Output every entry exactly as written, but omit the pictures.

Rows from a figure dataset

########

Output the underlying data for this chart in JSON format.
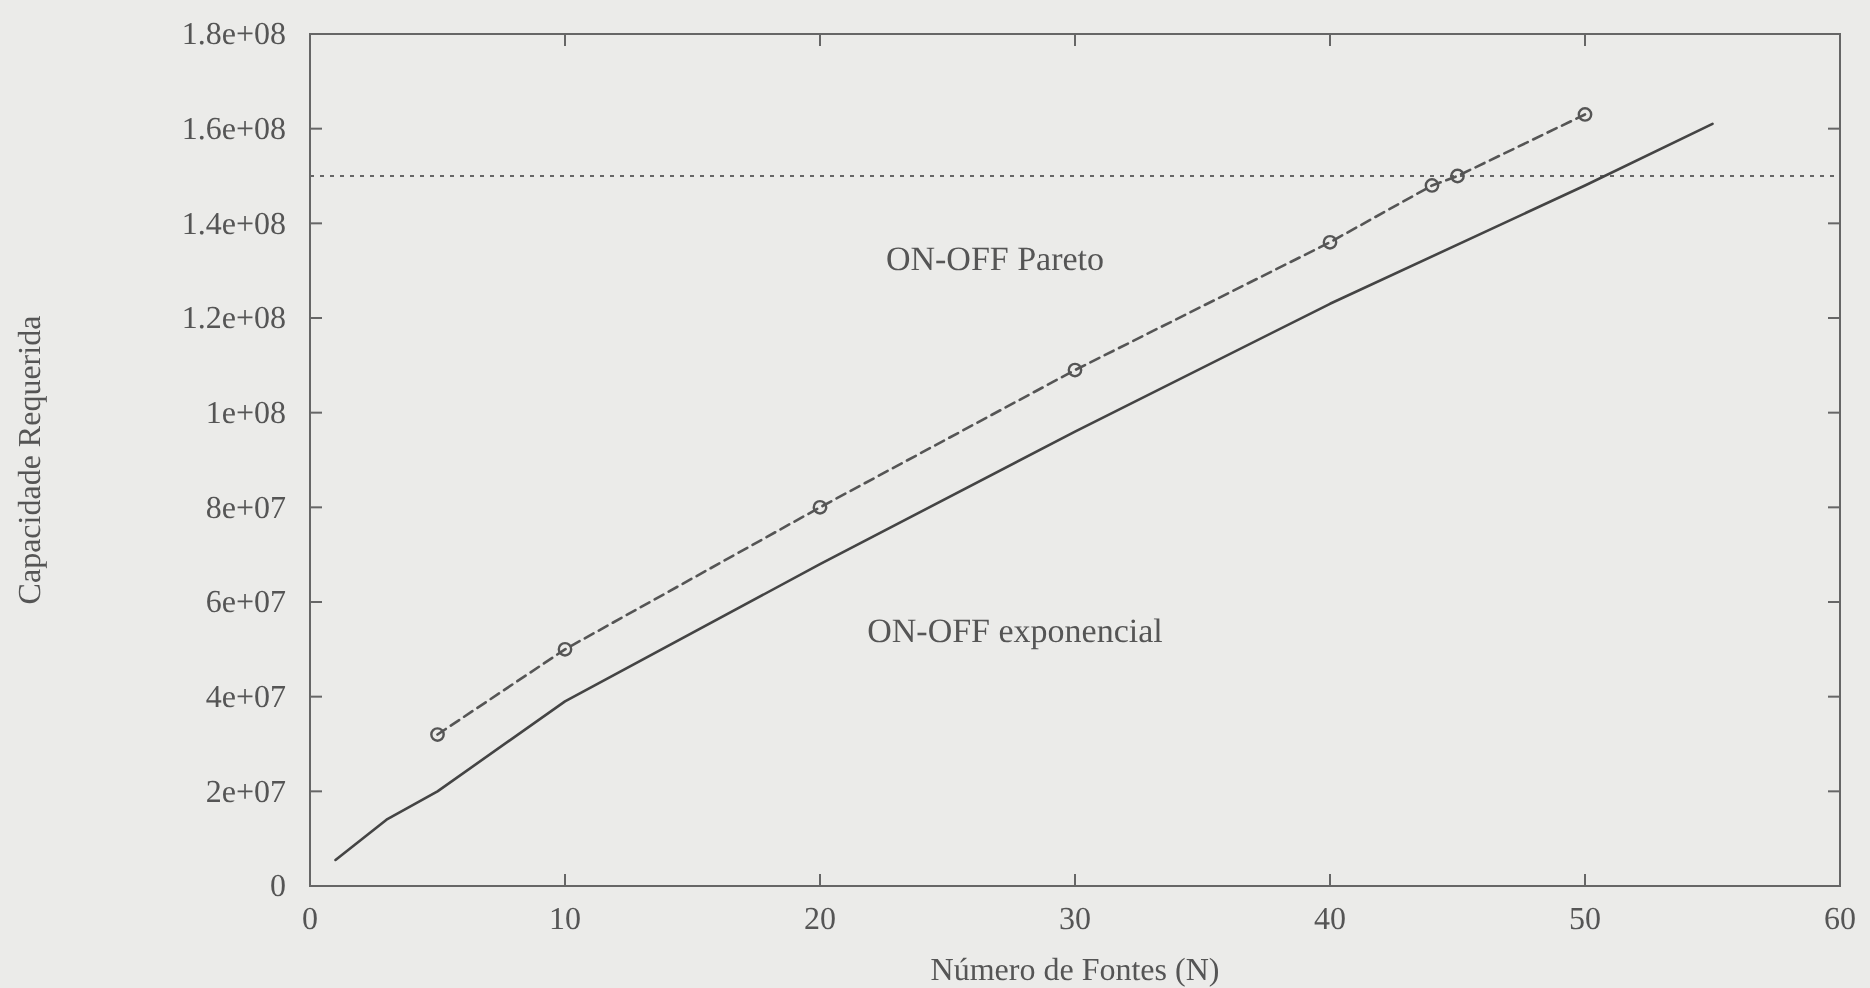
{
  "chart_data": {
    "type": "line",
    "xlabel": "Número de Fontes (N)",
    "ylabel": "Capacidade Requerida",
    "xlim": [
      0,
      60
    ],
    "xticks": [
      0,
      10,
      20,
      30,
      40,
      50,
      60
    ],
    "ylim": [
      0,
      180000000
    ],
    "yticks": [
      0,
      {
        "value": 20000000,
        "label": "2e+07"
      },
      {
        "value": 40000000,
        "label": "4e+07"
      },
      {
        "value": 60000000,
        "label": "6e+07"
      },
      {
        "value": 80000000,
        "label": "8e+07"
      },
      {
        "value": 100000000,
        "label": "1e+08"
      },
      {
        "value": 120000000,
        "label": "1.2e+08"
      },
      {
        "value": 140000000,
        "label": "1.4e+08"
      },
      {
        "value": 160000000,
        "label": "1.6e+08"
      },
      {
        "value": 180000000,
        "label": "1.8e+08"
      }
    ],
    "grid": false,
    "ref_lines": [
      {
        "axis": "y",
        "value": 150000000,
        "line_style": "dotted",
        "color": "#666666"
      }
    ],
    "series": [
      {
        "name": "ON-OFF Pareto",
        "color": "#555555",
        "marker": "circle",
        "line_style": "dashed",
        "x": [
          5,
          10,
          20,
          30,
          40,
          44,
          45,
          50
        ],
        "values": [
          32000000,
          50000000,
          80000000,
          109000000,
          136000000,
          148000000,
          150000000,
          163000000
        ]
      },
      {
        "name": "ON-OFF exponencial",
        "color": "#444444",
        "marker": "none",
        "line_style": "solid",
        "x": [
          1,
          3,
          5,
          10,
          20,
          30,
          40,
          50,
          55
        ],
        "values": [
          5500000,
          14000000,
          20000000,
          39000000,
          68000000,
          96000000,
          123000000,
          148000000,
          161000000
        ]
      }
    ]
  }
}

########

> [Answer to this task]:
Output the underlying data for this chart in JSON format.
{
  "chart_data": {
    "type": "line",
    "xlabel": "Número de Fontes (N)",
    "ylabel": "Capacidade Requerida",
    "xlim": [
      0,
      60
    ],
    "xticks": [
      0,
      10,
      20,
      30,
      40,
      50,
      60
    ],
    "ylim": [
      0,
      180000000
    ],
    "yticks": [
      0,
      {
        "value": 20000000,
        "label": "2e+07"
      },
      {
        "value": 40000000,
        "label": "4e+07"
      },
      {
        "value": 60000000,
        "label": "6e+07"
      },
      {
        "value": 80000000,
        "label": "8e+07"
      },
      {
        "value": 100000000,
        "label": "1e+08"
      },
      {
        "value": 120000000,
        "label": "1.2e+08"
      },
      {
        "value": 140000000,
        "label": "1.4e+08"
      },
      {
        "value": 160000000,
        "label": "1.6e+08"
      },
      {
        "value": 180000000,
        "label": "1.8e+08"
      }
    ],
    "grid": false,
    "ref_lines": [
      {
        "axis": "y",
        "value": 150000000,
        "line_style": "dotted",
        "color": "#666666"
      }
    ],
    "series": [
      {
        "name": "ON-OFF Pareto",
        "color": "#555555",
        "marker": "circle",
        "line_style": "dashed",
        "x": [
          5,
          10,
          20,
          30,
          40,
          44,
          45,
          50
        ],
        "values": [
          32000000,
          50000000,
          80000000,
          109000000,
          136000000,
          148000000,
          150000000,
          163000000
        ]
      },
      {
        "name": "ON-OFF exponencial",
        "color": "#444444",
        "marker": "none",
        "line_style": "solid",
        "x": [
          1,
          3,
          5,
          10,
          20,
          30,
          40,
          50,
          55
        ],
        "values": [
          5500000,
          14000000,
          20000000,
          39000000,
          68000000,
          96000000,
          123000000,
          148000000,
          161000000
        ]
      }
    ]
  }
}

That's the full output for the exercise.